Work instructions: The records below must be output exactly, without pictures.

Input rows:
########################################
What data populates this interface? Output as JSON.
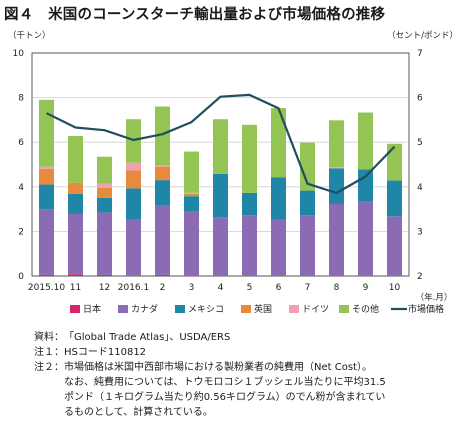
{
  "title": "図４　米国のコーンスターチ輸出量および市場価格の推移",
  "colors": {
    "japan": "#d6246e",
    "canada": "#8a6bb4",
    "mexico": "#1f86a8",
    "uk": "#e88a3c",
    "germany": "#f1a0b0",
    "other": "#94c453",
    "price": "#1f4e5f",
    "grid": "#d0d0d0",
    "axis": "#333333"
  },
  "chart_data": {
    "type": "bar",
    "stacked": true,
    "categories": [
      "2015.10",
      "11",
      "12",
      "2016.1",
      "2",
      "3",
      "4",
      "5",
      "6",
      "7",
      "8",
      "9",
      "10"
    ],
    "x_unit": "（年.月）",
    "y_left": {
      "label": "（千トン）",
      "ticks": [
        0,
        2,
        4,
        6,
        8,
        10
      ],
      "ylim": [
        0,
        10
      ]
    },
    "y_right": {
      "label": "（セント/ポンド）",
      "ticks": [
        2,
        3,
        4,
        5,
        6,
        7
      ],
      "ylim": [
        2,
        7
      ]
    },
    "series": [
      {
        "name": "日本",
        "key": "japan",
        "values": [
          0.05,
          0.08,
          0.05,
          0.03,
          0.05,
          0.03,
          0.03,
          0.03,
          0.03,
          0.03,
          0.03,
          0.03,
          0.03
        ]
      },
      {
        "name": "カナダ",
        "key": "canada",
        "values": [
          2.95,
          2.7,
          2.8,
          2.5,
          3.1,
          2.85,
          2.6,
          2.7,
          2.5,
          2.7,
          3.2,
          3.3,
          2.65
        ]
      },
      {
        "name": "メキシコ",
        "key": "mexico",
        "values": [
          1.1,
          0.9,
          0.65,
          1.4,
          1.15,
          0.7,
          1.95,
          1.0,
          1.9,
          1.1,
          1.6,
          1.45,
          1.6
        ]
      },
      {
        "name": "英国",
        "key": "uk",
        "values": [
          0.7,
          0.5,
          0.45,
          0.8,
          0.6,
          0.1,
          0.0,
          0.0,
          0.0,
          0.0,
          0.0,
          0.0,
          0.0
        ]
      },
      {
        "name": "ドイツ",
        "key": "germany",
        "values": [
          0.1,
          0.0,
          0.2,
          0.35,
          0.05,
          0.05,
          0.0,
          0.0,
          0.0,
          0.0,
          0.05,
          0.0,
          0.0
        ]
      },
      {
        "name": "その他",
        "key": "other",
        "values": [
          3.0,
          2.1,
          1.2,
          1.95,
          2.65,
          1.85,
          2.45,
          3.05,
          3.1,
          2.15,
          2.1,
          2.55,
          1.65
        ]
      }
    ],
    "line": {
      "name": "市場価格",
      "key": "price",
      "axis": "right",
      "values": [
        5.65,
        5.33,
        5.27,
        5.05,
        5.18,
        5.45,
        6.02,
        6.06,
        5.76,
        4.07,
        3.86,
        4.23,
        4.9
      ]
    }
  },
  "notes": [
    {
      "label": "資料：",
      "text": "「Global Trade Atlas」、USDA/ERS"
    },
    {
      "label": "注１：",
      "text": "HSコード110812"
    },
    {
      "label": "注２：",
      "text": "市場価格は米国中西部市場における製粉業者の純費用（Net Cost）。\nなお、純費用については、トウモロコシ１ブッシェル当たりに平均31.5\nポンド（１キログラム当たり約0.56キログラム）のでん粉が含まれてい\nるものとして、計算されている。"
    }
  ]
}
########################################
Answer to the exercise:
What data populates this interface? Output as JSON.
{
  "title": "図４　米国のコーンスターチ輸出量および市場価格の推移",
  "colors": {
    "japan": "#d6246e",
    "canada": "#8a6bb4",
    "mexico": "#1f86a8",
    "uk": "#e88a3c",
    "germany": "#f1a0b0",
    "other": "#94c453",
    "price": "#1f4e5f",
    "grid": "#d0d0d0",
    "axis": "#333333"
  },
  "chart_data": {
    "type": "bar",
    "stacked": true,
    "categories": [
      "2015.10",
      "11",
      "12",
      "2016.1",
      "2",
      "3",
      "4",
      "5",
      "6",
      "7",
      "8",
      "9",
      "10"
    ],
    "x_unit": "（年.月）",
    "y_left": {
      "label": "（千トン）",
      "ticks": [
        0,
        2,
        4,
        6,
        8,
        10
      ],
      "ylim": [
        0,
        10
      ]
    },
    "y_right": {
      "label": "（セント/ポンド）",
      "ticks": [
        2,
        3,
        4,
        5,
        6,
        7
      ],
      "ylim": [
        2,
        7
      ]
    },
    "series": [
      {
        "name": "日本",
        "key": "japan",
        "values": [
          0.05,
          0.08,
          0.05,
          0.03,
          0.05,
          0.03,
          0.03,
          0.03,
          0.03,
          0.03,
          0.03,
          0.03,
          0.03
        ]
      },
      {
        "name": "カナダ",
        "key": "canada",
        "values": [
          2.95,
          2.7,
          2.8,
          2.5,
          3.1,
          2.85,
          2.6,
          2.7,
          2.5,
          2.7,
          3.2,
          3.3,
          2.65
        ]
      },
      {
        "name": "メキシコ",
        "key": "mexico",
        "values": [
          1.1,
          0.9,
          0.65,
          1.4,
          1.15,
          0.7,
          1.95,
          1.0,
          1.9,
          1.1,
          1.6,
          1.45,
          1.6
        ]
      },
      {
        "name": "英国",
        "key": "uk",
        "values": [
          0.7,
          0.5,
          0.45,
          0.8,
          0.6,
          0.1,
          0.0,
          0.0,
          0.0,
          0.0,
          0.0,
          0.0,
          0.0
        ]
      },
      {
        "name": "ドイツ",
        "key": "germany",
        "values": [
          0.1,
          0.0,
          0.2,
          0.35,
          0.05,
          0.05,
          0.0,
          0.0,
          0.0,
          0.0,
          0.05,
          0.0,
          0.0
        ]
      },
      {
        "name": "その他",
        "key": "other",
        "values": [
          3.0,
          2.1,
          1.2,
          1.95,
          2.65,
          1.85,
          2.45,
          3.05,
          3.1,
          2.15,
          2.1,
          2.55,
          1.65
        ]
      }
    ],
    "line": {
      "name": "市場価格",
      "key": "price",
      "axis": "right",
      "values": [
        5.65,
        5.33,
        5.27,
        5.05,
        5.18,
        5.45,
        6.02,
        6.06,
        5.76,
        4.07,
        3.86,
        4.23,
        4.9
      ]
    }
  },
  "notes": [
    {
      "label": "資料：",
      "text": "「Global Trade Atlas」、USDA/ERS"
    },
    {
      "label": "注１：",
      "text": "HSコード110812"
    },
    {
      "label": "注２：",
      "text": "市場価格は米国中西部市場における製粉業者の純費用（Net Cost）。\nなお、純費用については、トウモロコシ１ブッシェル当たりに平均31.5\nポンド（１キログラム当たり約0.56キログラム）のでん粉が含まれてい\nるものとして、計算されている。"
    }
  ]
}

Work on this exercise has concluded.